> Objective: Quote the whole listing word for word. Do not include the pictures.

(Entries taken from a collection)
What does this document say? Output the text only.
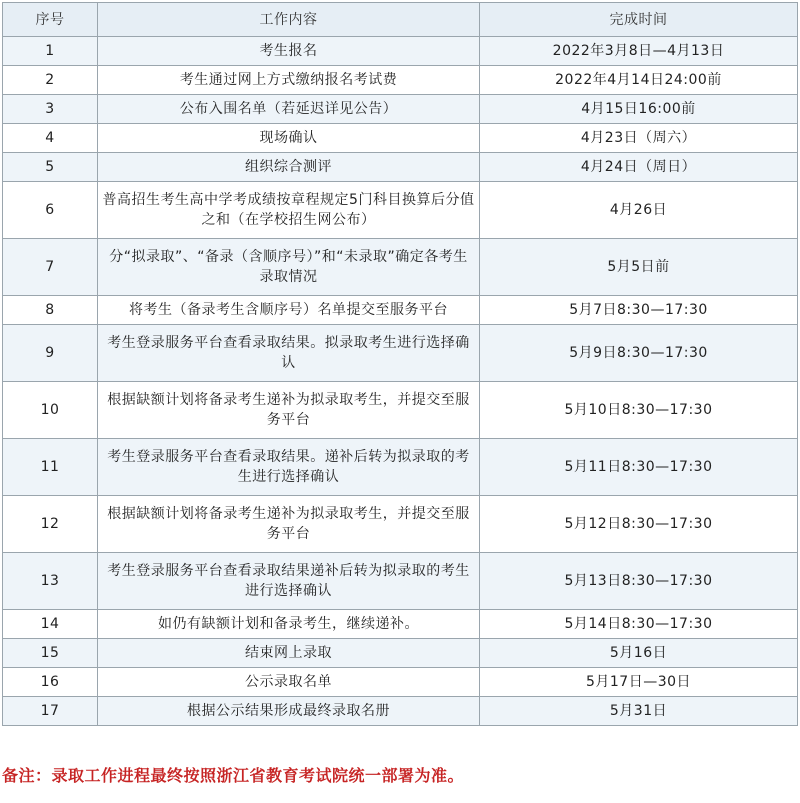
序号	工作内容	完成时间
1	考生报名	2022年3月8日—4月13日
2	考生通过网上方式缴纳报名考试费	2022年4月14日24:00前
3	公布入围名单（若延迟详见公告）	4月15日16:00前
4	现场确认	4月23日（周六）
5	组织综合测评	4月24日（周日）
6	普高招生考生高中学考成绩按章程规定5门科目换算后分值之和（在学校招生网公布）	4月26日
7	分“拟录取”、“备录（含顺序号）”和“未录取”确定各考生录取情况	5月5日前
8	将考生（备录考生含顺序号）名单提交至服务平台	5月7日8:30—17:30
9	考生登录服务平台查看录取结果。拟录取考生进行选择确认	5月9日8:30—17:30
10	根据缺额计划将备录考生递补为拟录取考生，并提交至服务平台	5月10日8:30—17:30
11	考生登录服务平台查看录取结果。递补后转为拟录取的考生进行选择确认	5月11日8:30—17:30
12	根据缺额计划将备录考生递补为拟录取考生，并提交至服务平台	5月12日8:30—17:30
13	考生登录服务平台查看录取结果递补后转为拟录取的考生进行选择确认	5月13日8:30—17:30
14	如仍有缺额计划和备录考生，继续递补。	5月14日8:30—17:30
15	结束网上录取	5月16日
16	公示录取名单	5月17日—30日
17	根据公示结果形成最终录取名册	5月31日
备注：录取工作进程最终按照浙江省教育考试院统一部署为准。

> Finished exercise:
What does this document say? Output the text only.
序号	工作内容	完成时间
1	考生报名	2022年3月8日—4月13日
2	考生通过网上方式缴纳报名考试费	2022年4月14日24:00前
3	公布入围名单（若延迟详见公告）	4月15日16:00前
4	现场确认	4月23日（周六）
5	组织综合测评	4月24日（周日）
6	普高招生考生高中学考成绩按章程规定5门科目换算后分值之和（在学校招生网公布）	4月26日
7	分“拟录取”、“备录（含顺序号）”和“未录取”确定各考生录取情况	5月5日前
8	将考生（备录考生含顺序号）名单提交至服务平台	5月7日8:30—17:30
9	考生登录服务平台查看录取结果。拟录取考生进行选择确认	5月9日8:30—17:30
10	根据缺额计划将备录考生递补为拟录取考生，并提交至服务平台	5月10日8:30—17:30
11	考生登录服务平台查看录取结果。递补后转为拟录取的考生进行选择确认	5月11日8:30—17:30
12	根据缺额计划将备录考生递补为拟录取考生，并提交至服务平台	5月12日8:30—17:30
13	考生登录服务平台查看录取结果递补后转为拟录取的考生进行选择确认	5月13日8:30—17:30
14	如仍有缺额计划和备录考生，继续递补。	5月14日8:30—17:30
15	结束网上录取	5月16日
16	公示录取名单	5月17日—30日
17	根据公示结果形成最终录取名册	5月31日
备注：录取工作进程最终按照浙江省教育考试院统一部署为准。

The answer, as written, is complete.